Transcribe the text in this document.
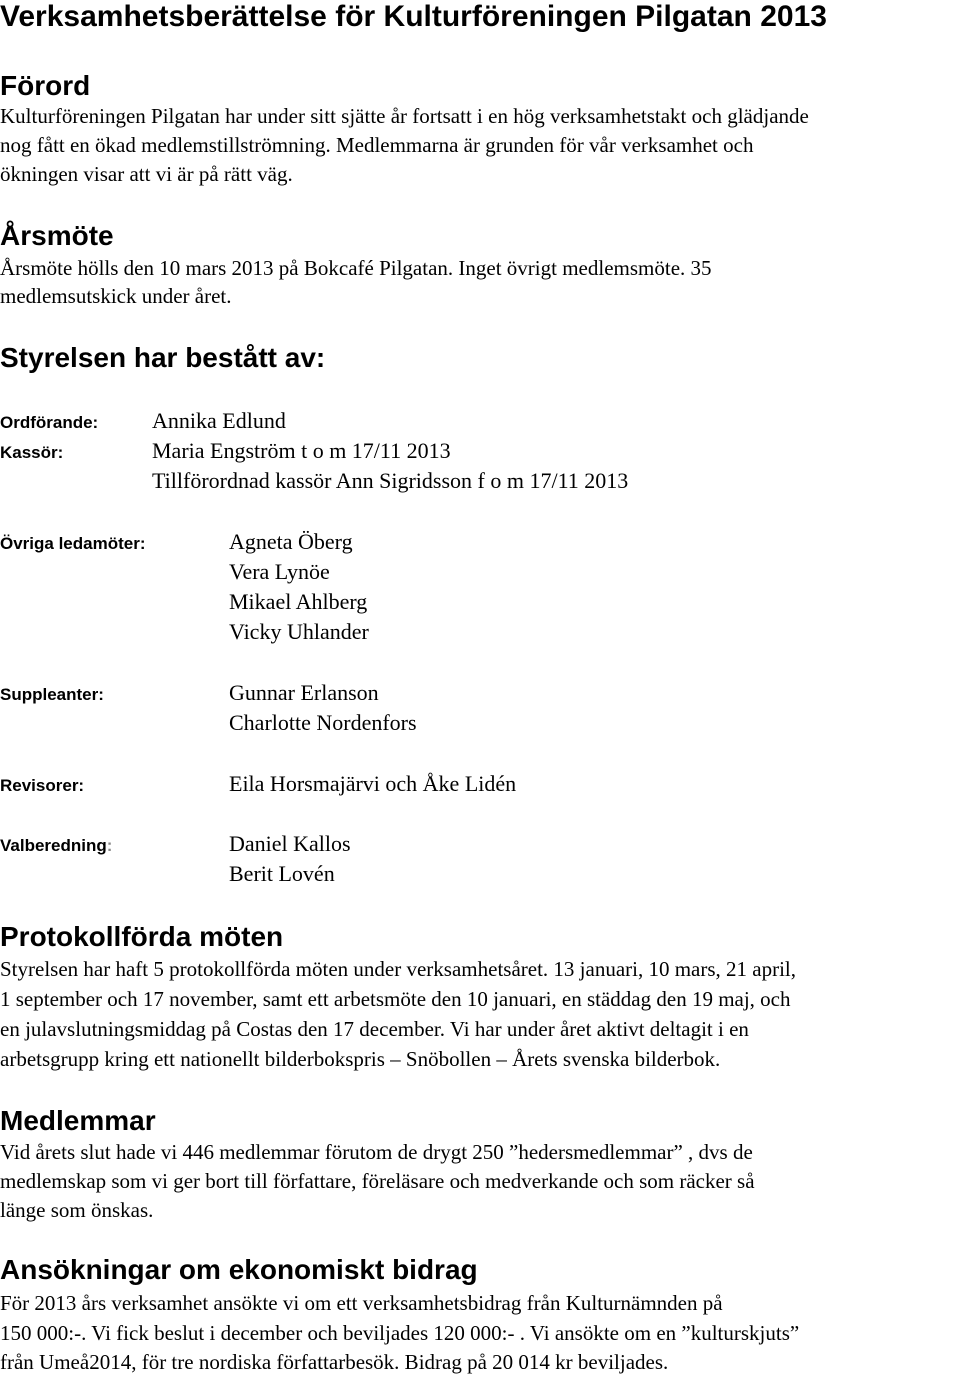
Verksamhetsberättelse för Kulturföreningen Pilgatan 2013
Förord
Kulturföreningen Pilgatan har under sitt sjätte år fortsatt i en hög verksamhetstakt och glädjande
nog fått en ökad medlemstillströmning. Medlemmarna är grunden för vår verksamhet och
ökningen visar att vi är på rätt väg.
Årsmöte
Årsmöte hölls den 10 mars 2013 på Bokcafé Pilgatan. Inget övrigt medlemsmöte. 35
medlemsutskick under året.
Styrelsen har bestått av:
Ordförande: Annika Edlund
Kassör:	Maria Engström t o m 17/11 2013
Tillförordnad kassör Ann Sigridsson f o m 17/11 2013
Övriga ledamöter:	Agneta Öberg
Vera Lynöe
Mikael Ahlberg
Vicky Uhlander
Suppleanter:	Gunnar Erlanson
Charlotte Nordenfors
Revisorer:	Eila Horsmajärvi och Åke Lidén
Valberedning:	Daniel Kallos
Berit Lovén
Protokollförda möten
Styrelsen har haft 5 protokollförda möten under verksamhetsåret. 13 januari, 10 mars, 21 april,
1 september och 17 november, samt ett arbetsmöte den 10 januari, en städdag den 19 maj, och
en julavslutningsmiddag på Costas den 17 december. Vi har under året aktivt deltagit i en
arbetsgrupp kring ett nationellt bilderbokspris – Snöbollen – Årets svenska bilderbok.
Medlemmar
Vid årets slut hade vi 446 medlemmar förutom de drygt 250 ”hedersmedlemmar” , dvs de
medlemskap som vi ger bort till författare, föreläsare och medverkande och som räcker så
länge som önskas.
Ansökningar om ekonomiskt bidrag
För 2013 års verksamhet ansökte vi om ett verksamhetsbidrag från Kulturnämnden på
150 000:-. Vi fick beslut i december och beviljades 120 000:- . Vi ansökte om en ”kulturskjuts”
från Umeå2014, för tre nordiska författarbesök. Bidrag på 20 014 kr beviljades.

*WHAT NEEDS TO BE DONE*. Generate a word-for-word copy of the preceding records, excluding all pictures.

*TASK OUTPUT*.
Transcribe the text in this document.
Verksamhetsberättelse för Kulturföreningen Pilgatan 2013
Förord
Kulturföreningen Pilgatan har under sitt sjätte år fortsatt i en hög verksamhetstakt och glädjande
nog fått en ökad medlemstillströmning. Medlemmarna är grunden för vår verksamhet och
ökningen visar att vi är på rätt väg.
Årsmöte
Årsmöte hölls den 10 mars 2013 på Bokcafé Pilgatan. Inget övrigt medlemsmöte. 35
medlemsutskick under året.
Styrelsen har bestått av:
Ordförande: Annika Edlund
Kassör:	Maria Engström t o m 17/11 2013
Tillförordnad kassör Ann Sigridsson f o m 17/11 2013
Övriga ledamöter:	Agneta Öberg
Vera Lynöe
Mikael Ahlberg
Vicky Uhlander
Suppleanter:	Gunnar Erlanson
Charlotte Nordenfors
Revisorer:	Eila Horsmajärvi och Åke Lidén
Valberedning:	Daniel Kallos
Berit Lovén
Protokollförda möten
Styrelsen har haft 5 protokollförda möten under verksamhetsåret. 13 januari, 10 mars, 21 april,
1 september och 17 november, samt ett arbetsmöte den 10 januari, en städdag den 19 maj, och
en julavslutningsmiddag på Costas den 17 december. Vi har under året aktivt deltagit i en
arbetsgrupp kring ett nationellt bilderbokspris – Snöbollen – Årets svenska bilderbok.
Medlemmar
Vid årets slut hade vi 446 medlemmar förutom de drygt 250 ”hedersmedlemmar” , dvs de
medlemskap som vi ger bort till författare, föreläsare och medverkande och som räcker så
länge som önskas.
Ansökningar om ekonomiskt bidrag
För 2013 års verksamhet ansökte vi om ett verksamhetsbidrag från Kulturnämnden på
150 000:-. Vi fick beslut i december och beviljades 120 000:- . Vi ansökte om en ”kulturskjuts”
från Umeå2014, för tre nordiska författarbesök. Bidrag på 20 014 kr beviljades.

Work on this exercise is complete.